_What needs to be done_
Look through the entries for the string "marcadores", and copy each line that holds it.

_Working data_
● ● ● ● ● ● ●
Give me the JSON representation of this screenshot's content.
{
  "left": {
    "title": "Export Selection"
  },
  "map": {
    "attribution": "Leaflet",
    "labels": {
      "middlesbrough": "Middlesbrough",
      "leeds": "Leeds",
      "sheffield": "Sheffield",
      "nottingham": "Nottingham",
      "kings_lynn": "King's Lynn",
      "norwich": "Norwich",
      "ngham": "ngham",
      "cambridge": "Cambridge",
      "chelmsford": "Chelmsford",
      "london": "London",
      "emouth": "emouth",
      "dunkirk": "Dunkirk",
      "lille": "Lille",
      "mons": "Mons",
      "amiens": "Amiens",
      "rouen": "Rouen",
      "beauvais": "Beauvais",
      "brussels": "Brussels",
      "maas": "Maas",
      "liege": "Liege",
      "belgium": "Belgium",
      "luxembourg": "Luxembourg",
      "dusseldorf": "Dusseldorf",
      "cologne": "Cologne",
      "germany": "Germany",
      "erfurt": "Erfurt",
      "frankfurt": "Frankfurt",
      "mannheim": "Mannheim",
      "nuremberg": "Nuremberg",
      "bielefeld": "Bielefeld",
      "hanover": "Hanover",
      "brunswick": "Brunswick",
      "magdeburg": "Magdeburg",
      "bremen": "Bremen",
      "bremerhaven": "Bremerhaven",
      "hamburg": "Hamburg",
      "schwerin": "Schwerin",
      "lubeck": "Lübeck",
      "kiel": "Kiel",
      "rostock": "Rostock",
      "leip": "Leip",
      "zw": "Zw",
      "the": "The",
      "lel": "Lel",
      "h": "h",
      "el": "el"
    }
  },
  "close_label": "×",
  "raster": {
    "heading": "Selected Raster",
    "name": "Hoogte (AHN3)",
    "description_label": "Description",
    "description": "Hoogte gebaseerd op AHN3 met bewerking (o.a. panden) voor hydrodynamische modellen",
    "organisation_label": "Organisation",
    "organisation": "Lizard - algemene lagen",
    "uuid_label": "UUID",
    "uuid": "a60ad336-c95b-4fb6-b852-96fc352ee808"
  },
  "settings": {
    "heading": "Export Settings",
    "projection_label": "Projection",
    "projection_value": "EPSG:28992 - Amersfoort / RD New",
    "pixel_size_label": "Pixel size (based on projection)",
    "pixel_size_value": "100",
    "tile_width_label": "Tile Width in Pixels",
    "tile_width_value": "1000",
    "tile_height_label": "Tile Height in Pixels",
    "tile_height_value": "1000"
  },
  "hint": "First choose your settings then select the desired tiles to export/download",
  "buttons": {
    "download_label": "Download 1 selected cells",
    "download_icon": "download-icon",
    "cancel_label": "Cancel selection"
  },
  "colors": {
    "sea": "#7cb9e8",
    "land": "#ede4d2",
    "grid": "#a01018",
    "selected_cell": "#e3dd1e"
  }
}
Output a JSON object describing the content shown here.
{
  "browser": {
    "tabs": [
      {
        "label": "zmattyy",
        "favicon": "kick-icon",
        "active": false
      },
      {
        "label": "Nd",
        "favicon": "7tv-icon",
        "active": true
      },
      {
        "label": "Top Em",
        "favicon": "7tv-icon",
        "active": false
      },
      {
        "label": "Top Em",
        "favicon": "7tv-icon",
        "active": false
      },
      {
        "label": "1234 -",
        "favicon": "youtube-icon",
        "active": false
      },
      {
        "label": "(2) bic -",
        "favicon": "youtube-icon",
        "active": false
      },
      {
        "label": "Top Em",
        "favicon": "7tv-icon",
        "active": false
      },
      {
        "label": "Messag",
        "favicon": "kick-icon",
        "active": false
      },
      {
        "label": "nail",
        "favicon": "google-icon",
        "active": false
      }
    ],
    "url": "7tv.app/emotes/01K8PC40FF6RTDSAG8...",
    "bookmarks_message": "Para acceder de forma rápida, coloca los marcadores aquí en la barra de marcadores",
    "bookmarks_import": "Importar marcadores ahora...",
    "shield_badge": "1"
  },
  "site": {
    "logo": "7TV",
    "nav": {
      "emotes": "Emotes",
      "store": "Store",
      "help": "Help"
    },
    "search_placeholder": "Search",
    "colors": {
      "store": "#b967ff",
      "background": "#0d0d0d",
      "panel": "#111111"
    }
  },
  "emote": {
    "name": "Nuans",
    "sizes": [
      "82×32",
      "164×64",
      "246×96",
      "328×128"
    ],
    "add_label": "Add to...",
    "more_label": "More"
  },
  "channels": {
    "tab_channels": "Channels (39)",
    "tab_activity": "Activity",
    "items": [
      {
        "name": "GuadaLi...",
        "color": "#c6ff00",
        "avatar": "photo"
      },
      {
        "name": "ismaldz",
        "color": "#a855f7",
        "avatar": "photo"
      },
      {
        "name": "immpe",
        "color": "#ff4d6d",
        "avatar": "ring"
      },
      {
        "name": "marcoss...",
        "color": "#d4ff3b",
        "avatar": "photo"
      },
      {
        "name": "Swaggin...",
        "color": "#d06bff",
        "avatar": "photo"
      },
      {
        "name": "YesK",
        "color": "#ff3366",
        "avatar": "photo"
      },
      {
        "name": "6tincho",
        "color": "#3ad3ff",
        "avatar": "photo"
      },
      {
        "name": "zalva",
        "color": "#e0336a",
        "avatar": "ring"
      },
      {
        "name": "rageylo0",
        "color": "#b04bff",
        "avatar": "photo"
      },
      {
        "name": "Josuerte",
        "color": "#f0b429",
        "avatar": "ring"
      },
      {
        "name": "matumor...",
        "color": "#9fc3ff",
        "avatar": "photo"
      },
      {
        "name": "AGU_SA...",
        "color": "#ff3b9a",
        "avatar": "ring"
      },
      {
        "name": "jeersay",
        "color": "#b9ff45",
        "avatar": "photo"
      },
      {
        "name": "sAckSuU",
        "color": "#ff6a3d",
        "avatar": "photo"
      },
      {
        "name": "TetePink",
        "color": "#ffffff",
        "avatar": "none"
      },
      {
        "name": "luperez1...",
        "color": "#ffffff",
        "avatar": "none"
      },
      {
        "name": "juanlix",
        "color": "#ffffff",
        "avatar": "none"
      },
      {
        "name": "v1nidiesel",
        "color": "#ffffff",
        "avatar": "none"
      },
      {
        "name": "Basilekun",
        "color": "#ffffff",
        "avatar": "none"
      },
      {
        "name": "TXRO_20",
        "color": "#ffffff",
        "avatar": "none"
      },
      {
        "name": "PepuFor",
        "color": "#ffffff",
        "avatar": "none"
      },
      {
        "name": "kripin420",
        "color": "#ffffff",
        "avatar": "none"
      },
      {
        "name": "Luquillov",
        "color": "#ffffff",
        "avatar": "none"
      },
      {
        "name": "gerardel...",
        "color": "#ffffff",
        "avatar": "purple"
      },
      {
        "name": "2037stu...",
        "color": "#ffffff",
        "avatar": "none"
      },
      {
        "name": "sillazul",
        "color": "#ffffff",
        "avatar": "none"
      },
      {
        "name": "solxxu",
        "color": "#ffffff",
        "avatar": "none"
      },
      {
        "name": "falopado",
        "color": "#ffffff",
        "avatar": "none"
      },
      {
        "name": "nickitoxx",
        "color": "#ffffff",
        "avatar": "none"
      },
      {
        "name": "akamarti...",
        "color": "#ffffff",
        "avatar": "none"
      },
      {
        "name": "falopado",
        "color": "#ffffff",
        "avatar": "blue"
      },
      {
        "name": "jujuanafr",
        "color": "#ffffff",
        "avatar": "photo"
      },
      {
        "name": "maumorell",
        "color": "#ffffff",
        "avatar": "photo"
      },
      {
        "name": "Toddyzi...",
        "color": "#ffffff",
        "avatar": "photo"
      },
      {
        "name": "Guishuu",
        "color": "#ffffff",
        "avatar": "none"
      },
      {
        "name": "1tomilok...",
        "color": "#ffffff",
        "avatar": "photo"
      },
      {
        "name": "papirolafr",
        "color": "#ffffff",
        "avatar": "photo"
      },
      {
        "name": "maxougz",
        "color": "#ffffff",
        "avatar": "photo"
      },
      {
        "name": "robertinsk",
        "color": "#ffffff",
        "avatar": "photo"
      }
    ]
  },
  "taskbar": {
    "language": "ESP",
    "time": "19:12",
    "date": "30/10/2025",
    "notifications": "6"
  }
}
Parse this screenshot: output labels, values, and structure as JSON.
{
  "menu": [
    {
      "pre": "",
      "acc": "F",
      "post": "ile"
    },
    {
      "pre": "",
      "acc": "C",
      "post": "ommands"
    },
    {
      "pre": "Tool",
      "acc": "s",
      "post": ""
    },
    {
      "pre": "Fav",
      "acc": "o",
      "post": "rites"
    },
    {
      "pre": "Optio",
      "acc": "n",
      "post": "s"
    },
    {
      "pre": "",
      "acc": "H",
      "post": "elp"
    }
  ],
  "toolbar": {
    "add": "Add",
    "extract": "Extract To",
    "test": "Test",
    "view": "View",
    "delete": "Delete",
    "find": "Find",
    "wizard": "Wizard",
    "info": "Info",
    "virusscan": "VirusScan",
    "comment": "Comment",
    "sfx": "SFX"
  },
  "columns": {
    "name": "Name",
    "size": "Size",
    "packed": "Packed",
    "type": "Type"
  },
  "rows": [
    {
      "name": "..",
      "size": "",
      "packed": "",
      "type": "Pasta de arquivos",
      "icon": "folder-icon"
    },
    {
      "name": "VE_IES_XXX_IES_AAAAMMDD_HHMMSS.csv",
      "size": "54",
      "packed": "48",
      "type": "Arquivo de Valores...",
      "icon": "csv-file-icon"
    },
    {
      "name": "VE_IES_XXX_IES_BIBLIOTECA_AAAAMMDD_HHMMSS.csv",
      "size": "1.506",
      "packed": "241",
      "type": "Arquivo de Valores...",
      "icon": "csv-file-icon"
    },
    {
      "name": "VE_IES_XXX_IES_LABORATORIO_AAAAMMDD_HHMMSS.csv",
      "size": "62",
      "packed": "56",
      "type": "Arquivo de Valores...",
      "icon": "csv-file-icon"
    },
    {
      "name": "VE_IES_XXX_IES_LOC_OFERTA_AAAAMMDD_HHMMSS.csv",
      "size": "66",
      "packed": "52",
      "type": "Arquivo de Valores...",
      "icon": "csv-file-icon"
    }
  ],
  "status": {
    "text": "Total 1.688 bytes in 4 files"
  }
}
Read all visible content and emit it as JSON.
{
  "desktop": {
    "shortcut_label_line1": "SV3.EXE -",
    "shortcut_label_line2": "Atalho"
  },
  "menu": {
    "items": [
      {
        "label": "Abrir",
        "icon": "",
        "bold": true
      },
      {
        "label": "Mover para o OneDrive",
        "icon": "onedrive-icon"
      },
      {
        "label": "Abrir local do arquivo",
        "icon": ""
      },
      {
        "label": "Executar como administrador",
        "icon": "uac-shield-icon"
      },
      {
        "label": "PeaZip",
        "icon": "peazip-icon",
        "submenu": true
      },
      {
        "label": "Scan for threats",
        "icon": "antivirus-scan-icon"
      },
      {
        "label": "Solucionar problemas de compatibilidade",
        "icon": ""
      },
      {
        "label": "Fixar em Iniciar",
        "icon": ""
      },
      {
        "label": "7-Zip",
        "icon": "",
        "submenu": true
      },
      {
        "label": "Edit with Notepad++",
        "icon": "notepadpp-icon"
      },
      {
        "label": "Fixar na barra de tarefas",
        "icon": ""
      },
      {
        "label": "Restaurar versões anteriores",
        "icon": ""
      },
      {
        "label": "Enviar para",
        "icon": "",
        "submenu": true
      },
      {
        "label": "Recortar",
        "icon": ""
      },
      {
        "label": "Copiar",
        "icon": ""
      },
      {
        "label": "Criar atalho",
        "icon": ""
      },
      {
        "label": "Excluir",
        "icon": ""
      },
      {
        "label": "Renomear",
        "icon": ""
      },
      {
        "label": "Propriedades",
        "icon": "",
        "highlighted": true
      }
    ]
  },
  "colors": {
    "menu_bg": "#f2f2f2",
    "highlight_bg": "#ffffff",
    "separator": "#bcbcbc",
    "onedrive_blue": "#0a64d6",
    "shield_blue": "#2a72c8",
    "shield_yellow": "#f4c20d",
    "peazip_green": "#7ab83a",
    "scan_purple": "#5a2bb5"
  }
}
● ● ● ● ● ● ●
_Response to the task_
    "bookmarks_message": "Para acceder de forma rápida, coloca los marcadores aquí en la barra de marcadores",
    "bookmarks_import": "Importar marcadores ahora...",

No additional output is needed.